▸ Data records:
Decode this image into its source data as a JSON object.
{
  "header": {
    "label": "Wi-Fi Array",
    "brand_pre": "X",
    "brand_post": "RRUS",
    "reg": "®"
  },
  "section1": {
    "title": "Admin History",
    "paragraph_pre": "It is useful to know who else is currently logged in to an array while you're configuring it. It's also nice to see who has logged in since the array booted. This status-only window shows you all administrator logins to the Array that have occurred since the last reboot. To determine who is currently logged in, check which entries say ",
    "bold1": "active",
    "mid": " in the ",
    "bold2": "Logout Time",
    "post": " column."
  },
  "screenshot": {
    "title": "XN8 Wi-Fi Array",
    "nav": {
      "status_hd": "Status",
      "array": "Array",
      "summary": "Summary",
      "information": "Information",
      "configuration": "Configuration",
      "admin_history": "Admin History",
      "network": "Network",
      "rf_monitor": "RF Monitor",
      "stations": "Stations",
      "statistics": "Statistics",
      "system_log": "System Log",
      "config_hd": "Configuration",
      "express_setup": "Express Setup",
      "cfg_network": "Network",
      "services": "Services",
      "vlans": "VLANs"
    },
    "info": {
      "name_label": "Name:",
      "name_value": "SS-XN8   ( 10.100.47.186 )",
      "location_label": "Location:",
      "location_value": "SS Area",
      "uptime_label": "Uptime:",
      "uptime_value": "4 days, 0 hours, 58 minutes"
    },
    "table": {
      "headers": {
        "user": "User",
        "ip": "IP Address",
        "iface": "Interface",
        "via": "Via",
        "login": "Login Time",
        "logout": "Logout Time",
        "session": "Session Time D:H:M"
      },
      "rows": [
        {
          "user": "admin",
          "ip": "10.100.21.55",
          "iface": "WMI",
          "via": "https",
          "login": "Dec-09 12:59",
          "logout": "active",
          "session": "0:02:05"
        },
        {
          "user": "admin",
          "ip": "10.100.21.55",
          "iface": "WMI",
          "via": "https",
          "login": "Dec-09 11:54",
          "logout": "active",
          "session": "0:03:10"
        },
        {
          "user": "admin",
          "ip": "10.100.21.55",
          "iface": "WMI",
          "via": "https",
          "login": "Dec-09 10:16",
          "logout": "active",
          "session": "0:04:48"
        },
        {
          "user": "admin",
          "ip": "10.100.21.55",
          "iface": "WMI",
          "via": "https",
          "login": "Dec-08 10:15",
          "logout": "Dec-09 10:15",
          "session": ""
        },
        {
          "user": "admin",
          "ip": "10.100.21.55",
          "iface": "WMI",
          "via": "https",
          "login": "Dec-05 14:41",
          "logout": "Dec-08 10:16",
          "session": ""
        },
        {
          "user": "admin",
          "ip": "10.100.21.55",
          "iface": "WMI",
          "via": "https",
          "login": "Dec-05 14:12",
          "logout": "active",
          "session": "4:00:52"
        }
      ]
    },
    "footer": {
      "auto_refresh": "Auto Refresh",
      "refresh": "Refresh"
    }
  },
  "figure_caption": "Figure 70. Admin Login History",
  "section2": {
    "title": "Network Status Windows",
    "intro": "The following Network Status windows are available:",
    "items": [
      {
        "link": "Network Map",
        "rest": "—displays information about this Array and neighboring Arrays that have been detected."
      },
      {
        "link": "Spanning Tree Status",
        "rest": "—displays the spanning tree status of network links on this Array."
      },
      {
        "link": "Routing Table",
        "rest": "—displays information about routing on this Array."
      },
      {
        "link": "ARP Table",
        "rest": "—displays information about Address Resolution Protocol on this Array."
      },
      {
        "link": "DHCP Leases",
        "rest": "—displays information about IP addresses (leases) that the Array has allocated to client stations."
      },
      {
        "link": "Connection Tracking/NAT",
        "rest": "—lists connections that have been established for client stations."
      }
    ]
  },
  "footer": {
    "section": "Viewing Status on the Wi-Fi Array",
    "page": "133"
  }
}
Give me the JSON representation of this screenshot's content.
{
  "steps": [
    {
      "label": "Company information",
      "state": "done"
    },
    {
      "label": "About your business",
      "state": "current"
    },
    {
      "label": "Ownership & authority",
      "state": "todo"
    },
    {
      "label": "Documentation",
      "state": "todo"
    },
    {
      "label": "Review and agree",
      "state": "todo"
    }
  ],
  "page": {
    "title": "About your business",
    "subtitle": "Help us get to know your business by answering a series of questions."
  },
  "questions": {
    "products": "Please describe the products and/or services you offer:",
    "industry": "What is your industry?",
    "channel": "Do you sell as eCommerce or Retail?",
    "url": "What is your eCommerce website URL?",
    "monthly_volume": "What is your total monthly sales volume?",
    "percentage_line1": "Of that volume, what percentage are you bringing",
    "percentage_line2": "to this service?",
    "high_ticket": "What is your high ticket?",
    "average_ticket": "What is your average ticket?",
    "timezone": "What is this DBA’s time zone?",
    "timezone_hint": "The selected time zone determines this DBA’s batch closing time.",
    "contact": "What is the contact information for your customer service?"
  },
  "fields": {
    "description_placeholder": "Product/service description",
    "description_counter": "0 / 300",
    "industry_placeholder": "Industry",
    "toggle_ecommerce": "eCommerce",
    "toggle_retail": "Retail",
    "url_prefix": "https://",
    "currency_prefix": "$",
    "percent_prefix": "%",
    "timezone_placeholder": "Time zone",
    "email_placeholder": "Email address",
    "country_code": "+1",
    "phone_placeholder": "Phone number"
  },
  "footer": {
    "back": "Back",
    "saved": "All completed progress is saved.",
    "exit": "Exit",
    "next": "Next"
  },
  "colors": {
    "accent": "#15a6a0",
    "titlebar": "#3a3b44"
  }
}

▸ Short problem: Reproduce the complete data exactly as presented above.

▸ Result of the exercise:
Decode this image into its source data as a JSON object.
{
  "header": {
    "label": "Wi-Fi Array",
    "brand_pre": "X",
    "brand_post": "RRUS",
    "reg": "®"
  },
  "section1": {
    "title": "Admin History",
    "paragraph_pre": "It is useful to know who else is currently logged in to an array while you're configuring it. It's also nice to see who has logged in since the array booted. This status-only window shows you all administrator logins to the Array that have occurred since the last reboot. To determine who is currently logged in, check which entries say ",
    "bold1": "active",
    "mid": " in the ",
    "bold2": "Logout Time",
    "post": " column."
  },
  "screenshot": {
    "title": "XN8 Wi-Fi Array",
    "nav": {
      "status_hd": "Status",
      "array": "Array",
      "summary": "Summary",
      "information": "Information",
      "configuration": "Configuration",
      "admin_history": "Admin History",
      "network": "Network",
      "rf_monitor": "RF Monitor",
      "stations": "Stations",
      "statistics": "Statistics",
      "system_log": "System Log",
      "config_hd": "Configuration",
      "express_setup": "Express Setup",
      "cfg_network": "Network",
      "services": "Services",
      "vlans": "VLANs"
    },
    "info": {
      "name_label": "Name:",
      "name_value": "SS-XN8   ( 10.100.47.186 )",
      "location_label": "Location:",
      "location_value": "SS Area",
      "uptime_label": "Uptime:",
      "uptime_value": "4 days, 0 hours, 58 minutes"
    },
    "table": {
      "headers": {
        "user": "User",
        "ip": "IP Address",
        "iface": "Interface",
        "via": "Via",
        "login": "Login Time",
        "logout": "Logout Time",
        "session": "Session Time D:H:M"
      },
      "rows": [
        {
          "user": "admin",
          "ip": "10.100.21.55",
          "iface": "WMI",
          "via": "https",
          "login": "Dec-09 12:59",
          "logout": "active",
          "session": "0:02:05"
        },
        {
          "user": "admin",
          "ip": "10.100.21.55",
          "iface": "WMI",
          "via": "https",
          "login": "Dec-09 11:54",
          "logout": "active",
          "session": "0:03:10"
        },
        {
          "user": "admin",
          "ip": "10.100.21.55",
          "iface": "WMI",
          "via": "https",
          "login": "Dec-09 10:16",
          "logout": "active",
          "session": "0:04:48"
        },
        {
          "user": "admin",
          "ip": "10.100.21.55",
          "iface": "WMI",
          "via": "https",
          "login": "Dec-08 10:15",
          "logout": "Dec-09 10:15",
          "session": ""
        },
        {
          "user": "admin",
          "ip": "10.100.21.55",
          "iface": "WMI",
          "via": "https",
          "login": "Dec-05 14:41",
          "logout": "Dec-08 10:16",
          "session": ""
        },
        {
          "user": "admin",
          "ip": "10.100.21.55",
          "iface": "WMI",
          "via": "https",
          "login": "Dec-05 14:12",
          "logout": "active",
          "session": "4:00:52"
        }
      ]
    },
    "footer": {
      "auto_refresh": "Auto Refresh",
      "refresh": "Refresh"
    }
  },
  "figure_caption": "Figure 70. Admin Login History",
  "section2": {
    "title": "Network Status Windows",
    "intro": "The following Network Status windows are available:",
    "items": [
      {
        "link": "Network Map",
        "rest": "—displays information about this Array and neighboring Arrays that have been detected."
      },
      {
        "link": "Spanning Tree Status",
        "rest": "—displays the spanning tree status of network links on this Array."
      },
      {
        "link": "Routing Table",
        "rest": "—displays information about routing on this Array."
      },
      {
        "link": "ARP Table",
        "rest": "—displays information about Address Resolution Protocol on this Array."
      },
      {
        "link": "DHCP Leases",
        "rest": "—displays information about IP addresses (leases) that the Array has allocated to client stations."
      },
      {
        "link": "Connection Tracking/NAT",
        "rest": "—lists connections that have been established for client stations."
      }
    ]
  },
  "footer": {
    "section": "Viewing Status on the Wi-Fi Array",
    "page": "133"
  }
}
Give me the JSON representation of this screenshot's content.
{
  "steps": [
    {
      "label": "Company information",
      "state": "done"
    },
    {
      "label": "About your business",
      "state": "current"
    },
    {
      "label": "Ownership & authority",
      "state": "todo"
    },
    {
      "label": "Documentation",
      "state": "todo"
    },
    {
      "label": "Review and agree",
      "state": "todo"
    }
  ],
  "page": {
    "title": "About your business",
    "subtitle": "Help us get to know your business by answering a series of questions."
  },
  "questions": {
    "products": "Please describe the products and/or services you offer:",
    "industry": "What is your industry?",
    "channel": "Do you sell as eCommerce or Retail?",
    "url": "What is your eCommerce website URL?",
    "monthly_volume": "What is your total monthly sales volume?",
    "percentage_line1": "Of that volume, what percentage are you bringing",
    "percentage_line2": "to this service?",
    "high_ticket": "What is your high ticket?",
    "average_ticket": "What is your average ticket?",
    "timezone": "What is this DBA’s time zone?",
    "timezone_hint": "The selected time zone determines this DBA’s batch closing time.",
    "contact": "What is the contact information for your customer service?"
  },
  "fields": {
    "description_placeholder": "Product/service description",
    "description_counter": "0 / 300",
    "industry_placeholder": "Industry",
    "toggle_ecommerce": "eCommerce",
    "toggle_retail": "Retail",
    "url_prefix": "https://",
    "currency_prefix": "$",
    "percent_prefix": "%",
    "timezone_placeholder": "Time zone",
    "email_placeholder": "Email address",
    "country_code": "+1",
    "phone_placeholder": "Phone number"
  },
  "footer": {
    "back": "Back",
    "saved": "All completed progress is saved.",
    "exit": "Exit",
    "next": "Next"
  },
  "colors": {
    "accent": "#15a6a0",
    "titlebar": "#3a3b44"
  }
}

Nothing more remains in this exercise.